• What is required: Count the lines that hold the string "Learn". Reply with the number alone.

• Entries provided:
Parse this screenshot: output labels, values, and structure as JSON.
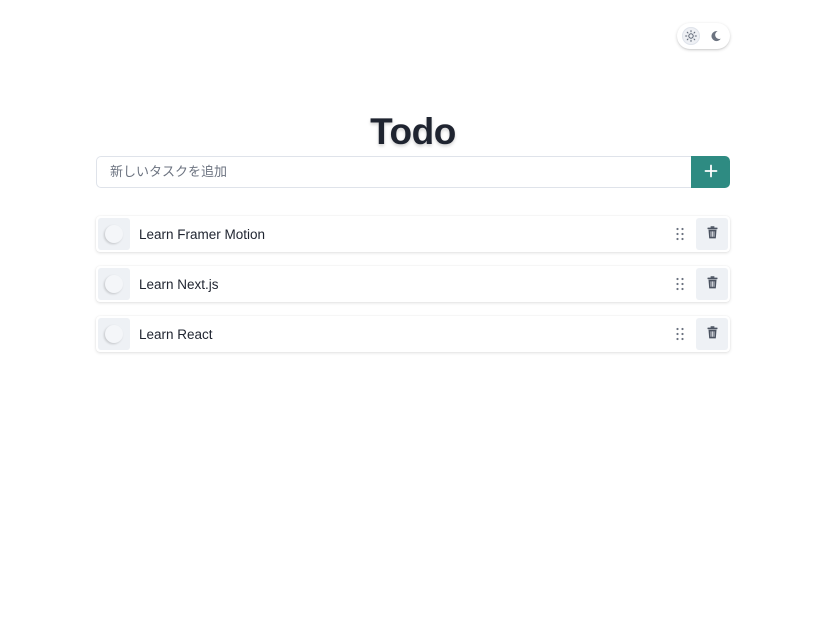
{
  "header": {
    "theme_toggle": {
      "options": [
        {
          "icon": "sun-icon",
          "active": true
        },
        {
          "icon": "moon-icon",
          "active": false
        }
      ]
    },
    "title": "Todo"
  },
  "add_form": {
    "placeholder": "新しいタスクを追加",
    "value": "",
    "button_icon": "plus-icon"
  },
  "todos": [
    {
      "label": "Learn Framer Motion",
      "completed": false
    },
    {
      "label": "Learn Next.js",
      "completed": false
    },
    {
      "label": "Learn React",
      "completed": false
    }
  ],
  "colors": {
    "accent": "#2e8b82",
    "text": "#1f2430",
    "muted": "#6c7380",
    "icon": "#5a6372"
  }
}
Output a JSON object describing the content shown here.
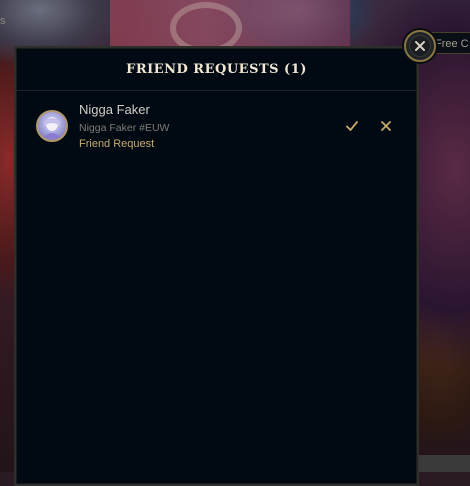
{
  "background": {
    "top_hint": "s",
    "side_tab_text": "Free C"
  },
  "dialog": {
    "title": "FRIEND REQUESTS (1)",
    "close_icon": "close-icon"
  },
  "requests": [
    {
      "name": "Nigga Faker",
      "riot_id": "Nigga Faker #EUW",
      "status": "Friend Request",
      "accept_icon": "checkmark-icon",
      "decline_icon": "x-icon"
    }
  ],
  "colors": {
    "accent_gold": "#c8aa6e",
    "panel_bg": "#010a13",
    "title_text": "#f0e6d2"
  }
}
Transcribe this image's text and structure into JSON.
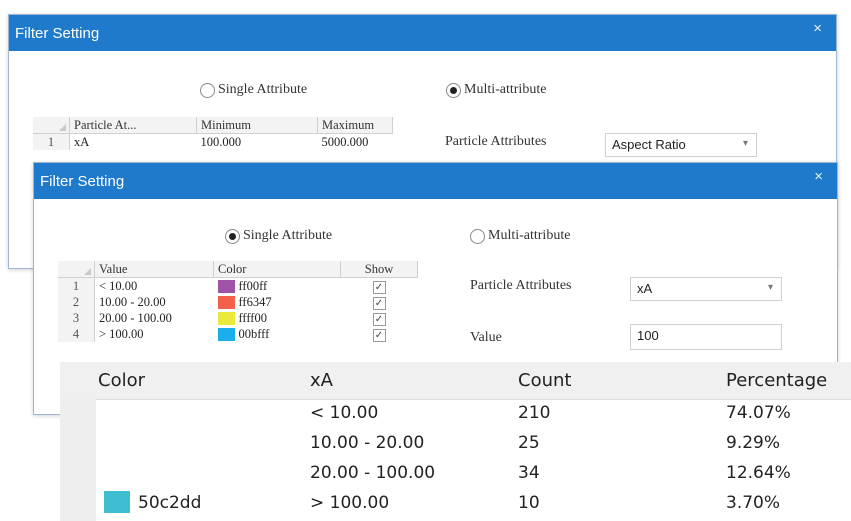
{
  "back_dialog": {
    "title": "Filter Setting",
    "close_label": "×",
    "radio_single": "Single Attribute",
    "radio_multi": "Multi-attribute",
    "selected_mode": "multi",
    "table": {
      "headers": [
        "Particle At...",
        "Minimum",
        "Maximum"
      ],
      "rows": [
        {
          "num": "1",
          "attr": "xA",
          "min": "100.000",
          "max": "5000.000"
        }
      ]
    },
    "particle_attributes_label": "Particle Attributes",
    "particle_attributes_value": "Aspect Ratio"
  },
  "front_dialog": {
    "title": "Filter Setting",
    "close_label": "×",
    "radio_single": "Single Attribute",
    "radio_multi": "Multi-attribute",
    "selected_mode": "single",
    "table": {
      "headers": [
        "Value",
        "Color",
        "Show"
      ],
      "rows": [
        {
          "num": "1",
          "value": "< 10.00",
          "color_hex": "#a052a8",
          "color_text": "ff00ff",
          "show": true
        },
        {
          "num": "2",
          "value": "10.00 - 20.00",
          "color_hex": "#f5604a",
          "color_text": "ff6347",
          "show": true
        },
        {
          "num": "3",
          "value": "20.00 - 100.00",
          "color_hex": "#eaea3a",
          "color_text": "ffff00",
          "show": true
        },
        {
          "num": "4",
          "value": "> 100.00",
          "color_hex": "#1aaeea",
          "color_text": "00bfff",
          "show": true
        }
      ]
    },
    "particle_attributes_label": "Particle Attributes",
    "particle_attributes_value": "xA",
    "value_label": "Value",
    "value_input": "100"
  },
  "results": {
    "headers": [
      "Color",
      "xA",
      "Count",
      "Percentage"
    ],
    "rows": [
      {
        "color_text": "",
        "color_hex": "",
        "range": "< 10.00",
        "count": "210",
        "percentage": "74.07%"
      },
      {
        "color_text": "",
        "color_hex": "",
        "range": "10.00 - 20.00",
        "count": "25",
        "percentage": "9.29%"
      },
      {
        "color_text": "",
        "color_hex": "",
        "range": "20.00 - 100.00",
        "count": "34",
        "percentage": "12.64%"
      },
      {
        "color_text": "50c2dd",
        "color_hex": "#3fbdd1",
        "range": "> 100.00",
        "count": "10",
        "percentage": "3.70%"
      }
    ]
  },
  "colors": {
    "titlebar": "#1f7acb"
  }
}
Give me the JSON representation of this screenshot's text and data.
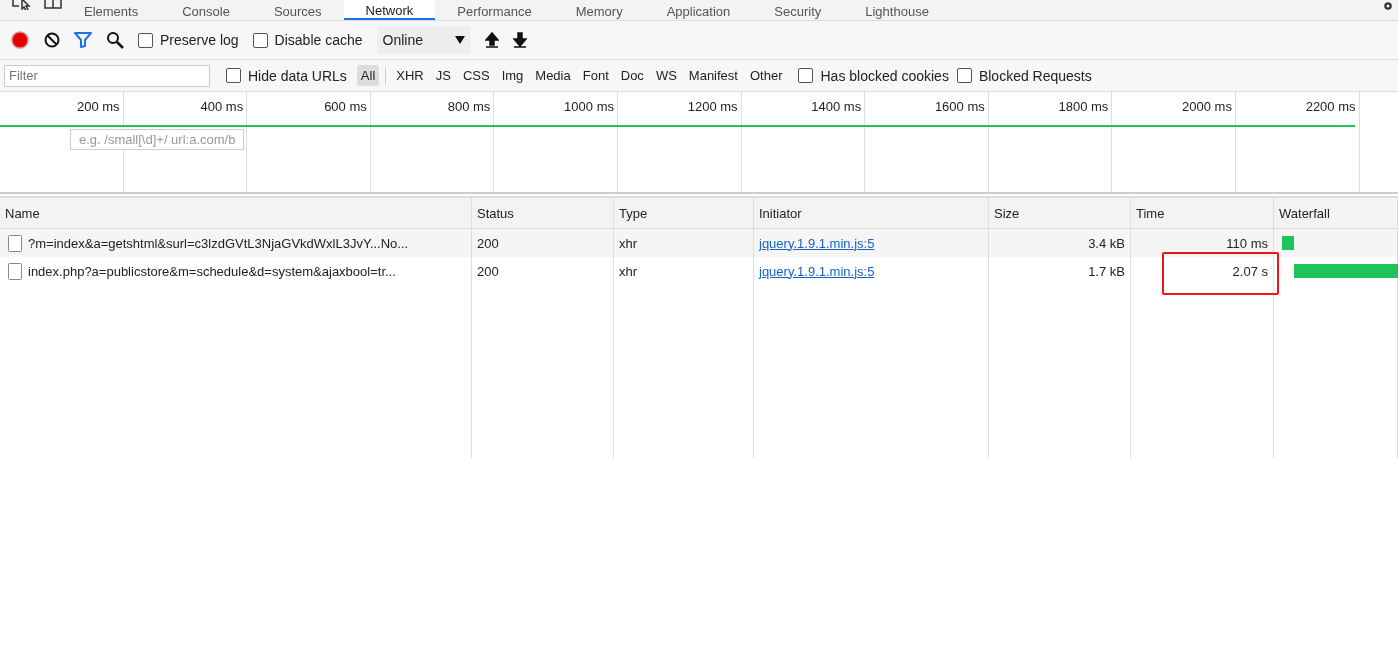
{
  "tabs": [
    {
      "label": "Elements",
      "selected": false
    },
    {
      "label": "Console",
      "selected": false
    },
    {
      "label": "Sources",
      "selected": false
    },
    {
      "label": "Network",
      "selected": true
    },
    {
      "label": "Performance",
      "selected": false
    },
    {
      "label": "Memory",
      "selected": false
    },
    {
      "label": "Application",
      "selected": false
    },
    {
      "label": "Security",
      "selected": false
    },
    {
      "label": "Lighthouse",
      "selected": false
    }
  ],
  "toolbar": {
    "recording": true,
    "filter_active": true,
    "preserve_log": {
      "label": "Preserve log",
      "checked": false
    },
    "disable_cache": {
      "label": "Disable cache",
      "checked": false
    },
    "throttling": "Online"
  },
  "filter_bar": {
    "placeholder": "Filter",
    "hide_data_urls": {
      "label": "Hide data URLs",
      "checked": false
    },
    "types": [
      {
        "label": "All",
        "selected": true
      },
      {
        "label": "XHR",
        "selected": false
      },
      {
        "label": "JS",
        "selected": false
      },
      {
        "label": "CSS",
        "selected": false
      },
      {
        "label": "Img",
        "selected": false
      },
      {
        "label": "Media",
        "selected": false
      },
      {
        "label": "Font",
        "selected": false
      },
      {
        "label": "Doc",
        "selected": false
      },
      {
        "label": "WS",
        "selected": false
      },
      {
        "label": "Manifest",
        "selected": false
      },
      {
        "label": "Other",
        "selected": false
      }
    ],
    "has_blocked_cookies": {
      "label": "Has blocked cookies",
      "checked": false
    },
    "blocked_requests": {
      "label": "Blocked Requests",
      "checked": false
    }
  },
  "overview": {
    "ticks": [
      "200 ms",
      "400 ms",
      "600 ms",
      "800 ms",
      "1000 ms",
      "1200 ms",
      "1400 ms",
      "1600 ms",
      "1800 ms",
      "2000 ms",
      "2200 ms"
    ],
    "tooltip": "e.g. /small[\\d]+/ url:a.com/b"
  },
  "table": {
    "columns": [
      "Name",
      "Status",
      "Type",
      "Initiator",
      "Size",
      "Time",
      "Waterfall"
    ],
    "rows": [
      {
        "name": "?m=index&a=getshtml&surl=c3lzdGVtL3NjaGVkdWxlL3JvY...No...",
        "status": "200",
        "type": "xhr",
        "initiator": "jquery.1.9.1.min.js:5",
        "size": "3.4 kB",
        "time": "110 ms",
        "highlighted": false
      },
      {
        "name": "index.php?a=publicstore&m=schedule&d=system&ajaxbool=tr...",
        "status": "200",
        "type": "xhr",
        "initiator": "jquery.1.9.1.min.js:5",
        "size": "1.7 kB",
        "time": "2.07 s",
        "highlighted": true
      }
    ]
  }
}
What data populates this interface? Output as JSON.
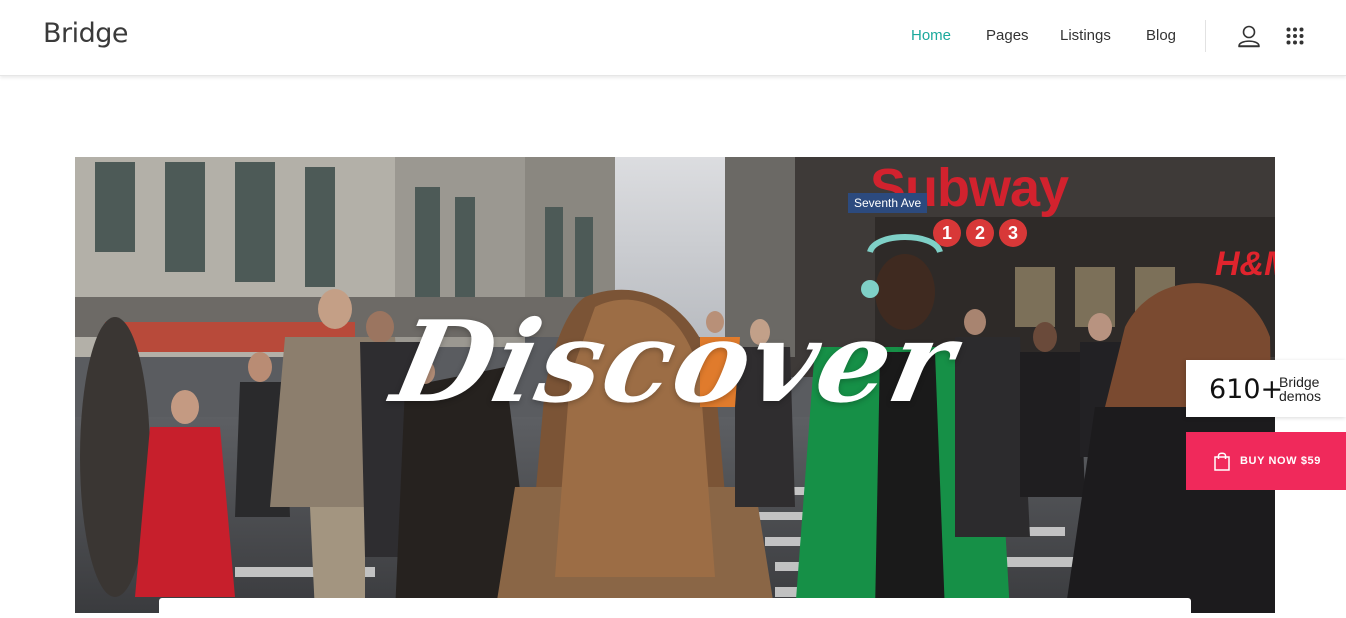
{
  "header": {
    "logo": "Bridge",
    "nav": [
      {
        "label": "Home",
        "active": true
      },
      {
        "label": "Pages",
        "active": false
      },
      {
        "label": "Listings",
        "active": false
      },
      {
        "label": "Blog",
        "active": false
      }
    ],
    "icons": [
      "user-icon",
      "grid-icon"
    ],
    "accent_color": "#1ba99c"
  },
  "hero": {
    "title": "Discover",
    "scene_text": {
      "subway_sign": "Subway",
      "street_sign": "Seventh Ave",
      "store_sign": "H&M",
      "line_badges": [
        "1",
        "2",
        "3"
      ]
    }
  },
  "side_widgets": {
    "demos_count": "610+",
    "demos_label": "Bridge demos",
    "buy_label": "BUY NOW $59",
    "buy_color": "#f0295b",
    "buy_icon": "shopping-bag-icon"
  }
}
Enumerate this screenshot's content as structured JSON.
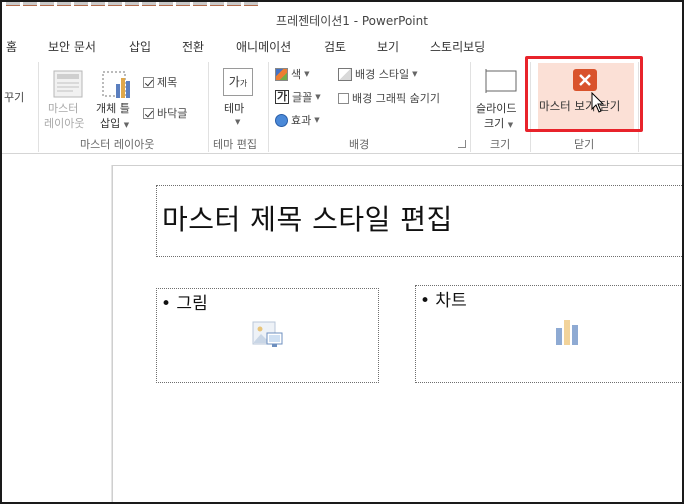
{
  "window": {
    "title": "프레젠테이션1 - PowerPoint"
  },
  "tabs": [
    {
      "label": "홈"
    },
    {
      "label": "보안 문서"
    },
    {
      "label": "삽입"
    },
    {
      "label": "전환"
    },
    {
      "label": "애니메이션"
    },
    {
      "label": "검토"
    },
    {
      "label": "보기"
    },
    {
      "label": "스토리보딩"
    }
  ],
  "ribbon": {
    "cut_label": "꾸기",
    "master_layout": {
      "master_layout_label_1": "마스터",
      "master_layout_label_2": "레이아웃",
      "placeholder_label_1": "개체 틀",
      "placeholder_label_2": "삽입",
      "title_checkbox": "제목",
      "title_checked": true,
      "footer_checkbox": "바닥글",
      "footer_checked": true,
      "group_label": "마스터 레이아웃"
    },
    "edit_theme": {
      "theme_label": "테마",
      "group_label": "테마 편집"
    },
    "background": {
      "colors_label": "색",
      "fonts_label": "글꼴",
      "effects_label": "효과",
      "bg_styles_label": "배경 스타일",
      "hide_bg_graphics_label": "배경 그래픽 숨기기",
      "hide_bg_graphics_checked": false,
      "group_label": "배경"
    },
    "size": {
      "slide_size_label_1": "슬라이드",
      "slide_size_label_2": "크기",
      "group_label": "크기"
    },
    "close": {
      "close_master_label": "마스터 보기 닫기",
      "group_label": "닫기",
      "highlight_color": "#e8232b",
      "close_icon_color": "#d9532c"
    }
  },
  "slide": {
    "title_placeholder": "마스터 제목 스타일 편집",
    "left_content": "• 그림",
    "right_content": "• 차트"
  }
}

• Answer to this task: 3